===== GIVEN TEXT =====

Vacuum breaker and air valves are useful tools in the industry for protecting pipelines against vacuum or near vacuum conditions. High points in the pipe can be susceptible to these low-pressure conditions during surge events, as pressure waves moving through the system cause a sudden pressure upsurge or downsurge. AFT Impulse can help engineers to identify if vacuum conditions will be present in their system and help to properly size vacuum breaker and gas release valves to protect the pipeline when these events occur. Here are some considerations to keep in mind when modeling these type of valves to best represent their complex behavior.
When defining the Vacuum Breaker Valve in AFT Impulse, there are a few pieces of information you will need: the type of valve, the external gas properties, and the loss when the valve opens (Figure 1).
The most common valve type is the Dual Vacuum Breaker and Gas release type. This type of valve is designed to open when pressures in the line drop below the cracking pressure (typically equal to the external gas pressure). As the valve opens gas entering the valve increases the pressure in the line, preventing damage from occurring. After the line is pressurized, liquid flow into the valve forces air out of the valve’s orifice. A gas release mechanism on the valve allows the gas out, then seals to prevent liquid from escaping, as shown in Figure 2 for a simplified vacuum breaker/gas release valve.
The gas properties are used to model the external gas at the valve orifice. For the dual valve types and the vacuum breaker valve, this is commonly air at atmospheric conditions, and is set by default for the valve. The pressure of the external gas will be used as the Inlet Cracking Pressure for the valve, which is the pressure at which the Vacuum Breaker Valve junction will open to admit gas flow.
The last input that needs to be considered is the effective flow area, or orifice CdA. The area of the orifice, A, will be provided by the manufacturer based on the valve size (typically characterized by the flange size). However, the manufacturer will often not provide the discharge coefficient, Cd. This can be estimated based on the expected pressure ratio and or area ratio comparing the flange and orifice, and is typically estimated between 0.6 and 0.9. There is a white paper on our website linked here which provides an in-depth discussion on determining this based on different standards and equations available in industry.

===== EXCERPTED DATA =====

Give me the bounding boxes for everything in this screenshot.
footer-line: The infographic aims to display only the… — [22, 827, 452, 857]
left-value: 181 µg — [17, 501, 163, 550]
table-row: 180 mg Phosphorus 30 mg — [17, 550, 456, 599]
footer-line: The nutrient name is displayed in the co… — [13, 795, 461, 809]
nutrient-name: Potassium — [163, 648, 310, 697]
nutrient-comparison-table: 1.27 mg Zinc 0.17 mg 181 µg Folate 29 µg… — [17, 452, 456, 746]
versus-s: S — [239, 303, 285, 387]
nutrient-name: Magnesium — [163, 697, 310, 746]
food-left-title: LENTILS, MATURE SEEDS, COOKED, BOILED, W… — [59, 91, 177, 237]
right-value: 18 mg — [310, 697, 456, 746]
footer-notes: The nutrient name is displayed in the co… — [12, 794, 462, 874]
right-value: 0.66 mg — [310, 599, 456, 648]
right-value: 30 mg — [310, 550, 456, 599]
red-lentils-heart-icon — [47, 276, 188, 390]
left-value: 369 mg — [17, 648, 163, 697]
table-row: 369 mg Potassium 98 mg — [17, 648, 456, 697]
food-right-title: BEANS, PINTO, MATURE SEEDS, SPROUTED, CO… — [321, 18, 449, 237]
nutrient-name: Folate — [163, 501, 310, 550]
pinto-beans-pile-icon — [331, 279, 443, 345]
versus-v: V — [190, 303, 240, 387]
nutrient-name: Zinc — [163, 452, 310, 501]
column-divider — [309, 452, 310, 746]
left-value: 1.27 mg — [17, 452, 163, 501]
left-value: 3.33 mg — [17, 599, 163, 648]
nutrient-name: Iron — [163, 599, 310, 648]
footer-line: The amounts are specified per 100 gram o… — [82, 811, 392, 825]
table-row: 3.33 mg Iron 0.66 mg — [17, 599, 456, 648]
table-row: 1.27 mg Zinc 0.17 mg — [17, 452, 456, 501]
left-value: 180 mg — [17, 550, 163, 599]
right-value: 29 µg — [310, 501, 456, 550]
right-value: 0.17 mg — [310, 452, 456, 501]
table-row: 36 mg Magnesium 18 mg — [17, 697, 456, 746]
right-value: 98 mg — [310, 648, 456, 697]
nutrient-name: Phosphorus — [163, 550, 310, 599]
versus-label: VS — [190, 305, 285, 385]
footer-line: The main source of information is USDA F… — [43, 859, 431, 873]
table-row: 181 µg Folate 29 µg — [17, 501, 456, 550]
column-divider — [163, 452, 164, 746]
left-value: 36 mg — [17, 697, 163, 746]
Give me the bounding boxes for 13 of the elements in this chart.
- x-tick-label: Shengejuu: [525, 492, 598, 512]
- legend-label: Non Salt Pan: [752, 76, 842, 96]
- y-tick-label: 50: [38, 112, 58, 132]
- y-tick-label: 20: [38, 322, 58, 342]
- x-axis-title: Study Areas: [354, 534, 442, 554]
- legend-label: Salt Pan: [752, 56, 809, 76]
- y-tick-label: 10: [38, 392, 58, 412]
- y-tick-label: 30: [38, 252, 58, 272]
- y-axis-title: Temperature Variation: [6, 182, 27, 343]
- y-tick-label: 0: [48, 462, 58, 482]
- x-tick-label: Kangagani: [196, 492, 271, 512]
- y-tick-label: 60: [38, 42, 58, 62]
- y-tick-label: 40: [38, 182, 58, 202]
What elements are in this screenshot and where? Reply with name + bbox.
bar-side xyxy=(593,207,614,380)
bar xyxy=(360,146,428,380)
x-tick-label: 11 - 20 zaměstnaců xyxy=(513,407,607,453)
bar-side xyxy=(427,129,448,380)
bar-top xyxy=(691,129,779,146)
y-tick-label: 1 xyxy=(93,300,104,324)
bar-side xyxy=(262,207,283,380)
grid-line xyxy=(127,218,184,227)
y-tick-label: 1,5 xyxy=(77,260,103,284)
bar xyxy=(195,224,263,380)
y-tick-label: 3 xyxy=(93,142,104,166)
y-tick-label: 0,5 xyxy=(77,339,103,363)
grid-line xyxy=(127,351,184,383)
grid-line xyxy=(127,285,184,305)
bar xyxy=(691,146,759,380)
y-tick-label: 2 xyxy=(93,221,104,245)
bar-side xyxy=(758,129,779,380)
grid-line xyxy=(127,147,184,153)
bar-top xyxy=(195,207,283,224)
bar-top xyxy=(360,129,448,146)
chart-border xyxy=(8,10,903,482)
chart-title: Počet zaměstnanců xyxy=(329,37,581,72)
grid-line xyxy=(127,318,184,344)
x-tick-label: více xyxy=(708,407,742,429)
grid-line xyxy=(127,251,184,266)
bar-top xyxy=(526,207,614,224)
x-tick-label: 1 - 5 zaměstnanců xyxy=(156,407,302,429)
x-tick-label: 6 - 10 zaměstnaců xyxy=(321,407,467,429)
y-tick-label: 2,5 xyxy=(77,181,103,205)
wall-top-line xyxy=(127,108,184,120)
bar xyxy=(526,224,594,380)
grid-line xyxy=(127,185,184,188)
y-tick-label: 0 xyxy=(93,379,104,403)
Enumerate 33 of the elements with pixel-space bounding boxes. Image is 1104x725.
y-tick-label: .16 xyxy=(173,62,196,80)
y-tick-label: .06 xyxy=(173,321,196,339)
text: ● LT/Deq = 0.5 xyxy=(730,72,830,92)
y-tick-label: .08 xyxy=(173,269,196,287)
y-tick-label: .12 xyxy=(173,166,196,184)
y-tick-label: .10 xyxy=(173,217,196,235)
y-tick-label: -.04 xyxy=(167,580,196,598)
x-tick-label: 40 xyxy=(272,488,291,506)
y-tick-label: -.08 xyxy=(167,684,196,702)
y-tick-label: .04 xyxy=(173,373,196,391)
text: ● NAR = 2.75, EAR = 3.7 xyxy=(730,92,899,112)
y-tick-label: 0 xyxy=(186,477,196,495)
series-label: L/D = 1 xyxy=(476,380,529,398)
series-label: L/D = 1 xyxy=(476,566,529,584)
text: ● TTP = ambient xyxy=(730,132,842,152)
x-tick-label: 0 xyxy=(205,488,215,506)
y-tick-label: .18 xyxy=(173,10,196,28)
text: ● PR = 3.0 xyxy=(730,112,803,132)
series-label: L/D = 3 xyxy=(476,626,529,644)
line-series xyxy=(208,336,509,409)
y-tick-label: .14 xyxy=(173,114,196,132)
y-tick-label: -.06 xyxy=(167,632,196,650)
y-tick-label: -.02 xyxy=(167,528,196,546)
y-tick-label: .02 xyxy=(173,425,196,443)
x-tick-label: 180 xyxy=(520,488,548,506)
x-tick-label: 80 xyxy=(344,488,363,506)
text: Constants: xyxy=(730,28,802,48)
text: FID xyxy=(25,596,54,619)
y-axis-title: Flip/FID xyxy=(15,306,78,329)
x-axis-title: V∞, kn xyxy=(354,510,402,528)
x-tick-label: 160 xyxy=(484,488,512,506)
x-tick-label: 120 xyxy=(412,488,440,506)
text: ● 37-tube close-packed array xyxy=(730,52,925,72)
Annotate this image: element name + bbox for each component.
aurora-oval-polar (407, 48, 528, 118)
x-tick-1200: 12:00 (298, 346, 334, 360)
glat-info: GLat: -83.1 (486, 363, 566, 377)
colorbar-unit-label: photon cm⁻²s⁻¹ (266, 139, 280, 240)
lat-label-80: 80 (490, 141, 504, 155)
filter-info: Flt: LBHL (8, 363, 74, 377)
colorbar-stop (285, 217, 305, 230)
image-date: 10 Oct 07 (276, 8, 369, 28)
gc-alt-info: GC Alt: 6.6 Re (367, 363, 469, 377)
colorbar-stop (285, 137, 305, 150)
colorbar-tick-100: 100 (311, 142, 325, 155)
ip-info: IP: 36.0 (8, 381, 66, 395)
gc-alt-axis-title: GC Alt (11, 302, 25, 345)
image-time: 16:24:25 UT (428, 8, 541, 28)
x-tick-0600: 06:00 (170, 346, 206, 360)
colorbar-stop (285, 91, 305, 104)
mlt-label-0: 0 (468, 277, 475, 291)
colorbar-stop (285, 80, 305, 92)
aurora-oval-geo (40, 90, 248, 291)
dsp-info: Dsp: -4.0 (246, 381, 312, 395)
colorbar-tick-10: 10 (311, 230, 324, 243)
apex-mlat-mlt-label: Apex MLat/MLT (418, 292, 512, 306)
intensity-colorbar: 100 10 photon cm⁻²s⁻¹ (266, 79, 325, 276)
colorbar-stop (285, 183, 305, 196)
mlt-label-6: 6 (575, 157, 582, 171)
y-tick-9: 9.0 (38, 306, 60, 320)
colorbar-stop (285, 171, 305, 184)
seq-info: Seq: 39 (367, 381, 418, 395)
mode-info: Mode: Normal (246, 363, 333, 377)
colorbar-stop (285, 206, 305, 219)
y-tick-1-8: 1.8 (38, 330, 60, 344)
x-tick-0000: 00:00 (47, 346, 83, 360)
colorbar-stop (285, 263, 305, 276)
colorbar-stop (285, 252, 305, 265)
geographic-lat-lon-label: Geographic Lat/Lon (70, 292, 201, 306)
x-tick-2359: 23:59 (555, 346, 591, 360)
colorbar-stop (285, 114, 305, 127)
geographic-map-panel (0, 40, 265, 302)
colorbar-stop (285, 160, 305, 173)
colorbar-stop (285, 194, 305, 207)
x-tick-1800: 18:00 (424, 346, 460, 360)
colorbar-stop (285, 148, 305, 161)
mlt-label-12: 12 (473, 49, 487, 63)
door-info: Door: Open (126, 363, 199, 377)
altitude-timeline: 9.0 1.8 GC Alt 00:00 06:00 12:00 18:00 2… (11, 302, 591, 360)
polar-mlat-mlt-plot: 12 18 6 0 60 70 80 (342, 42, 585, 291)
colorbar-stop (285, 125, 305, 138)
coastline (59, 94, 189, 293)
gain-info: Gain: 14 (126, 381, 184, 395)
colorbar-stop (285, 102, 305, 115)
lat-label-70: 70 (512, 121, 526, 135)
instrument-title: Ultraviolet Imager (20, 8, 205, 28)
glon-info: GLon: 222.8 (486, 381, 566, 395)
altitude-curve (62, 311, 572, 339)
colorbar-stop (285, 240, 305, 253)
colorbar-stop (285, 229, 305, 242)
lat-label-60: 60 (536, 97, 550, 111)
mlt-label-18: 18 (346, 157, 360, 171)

=====

Copy out the text on vacuum breaker valves in full, word for word.

EXERCISE ANSWER:
Vacuum breaker and air valves are useful tools in the industry for protecting pipelines against vacuum or near vacuum conditions. High points in the pipe can be susceptible to these low-pressure conditions during surge events, as pressure waves moving through the system cause a sudden pressure upsurge or downsurge. AFT Impulse can help engineers to identify if vacuum conditions will be present in their system and help to properly size vacuum breaker and gas release valves to protect the pipeline when these events occur. Here are some considerations to keep in mind when modeling these type of valves to best represent their complex behavior.
When defining the Vacuum Breaker Valve in AFT Impulse, there are a few pieces of information you will need: the type of valve, the external gas properties, and the loss when the valve opens (Figure 1).
The most common valve type is the Dual Vacuum Breaker and Gas release type. This type of valve is designed to open when pressures in the line drop below the cracking pressure (typically equal to the external gas pressure). As the valve opens gas entering the valve increases the pressure in the line, preventing damage from occurring. After the line is pressurized, liquid flow into the valve forces air out of the valve’s orifice. A gas release mechanism on the valve allows the gas out, then seals to prevent liquid from escaping, as shown in Figure 2 for a simplified vacuum breaker/gas release valve.
The gas properties are used to model the external gas at the valve orifice. For the dual valve types and the vacuum breaker valve, this is commonly air at atmospheric conditions, and is set by default for the valve. The pressure of the external gas will be used as the Inlet Cracking Pressure for the valve, which is the pressure at which the Vacuum Breaker Valve junction will open to admit gas flow.
The last input that needs to be considered is the effective flow area, or orifice CdA. The area of the orifice, A, will be provided by the manufacturer based on the valve size (typically characterized by the flange size). However, the manufacturer will often not provide the discharge coefficient, Cd. This can be estimated based on the expected pressure ratio and or area ratio comparing the flange and orifice, and is typically estimated between 0.6 and 0.9. There is a white paper on our website linked here which provides an in-depth discussion on determining this based on different standards and equations available in industry.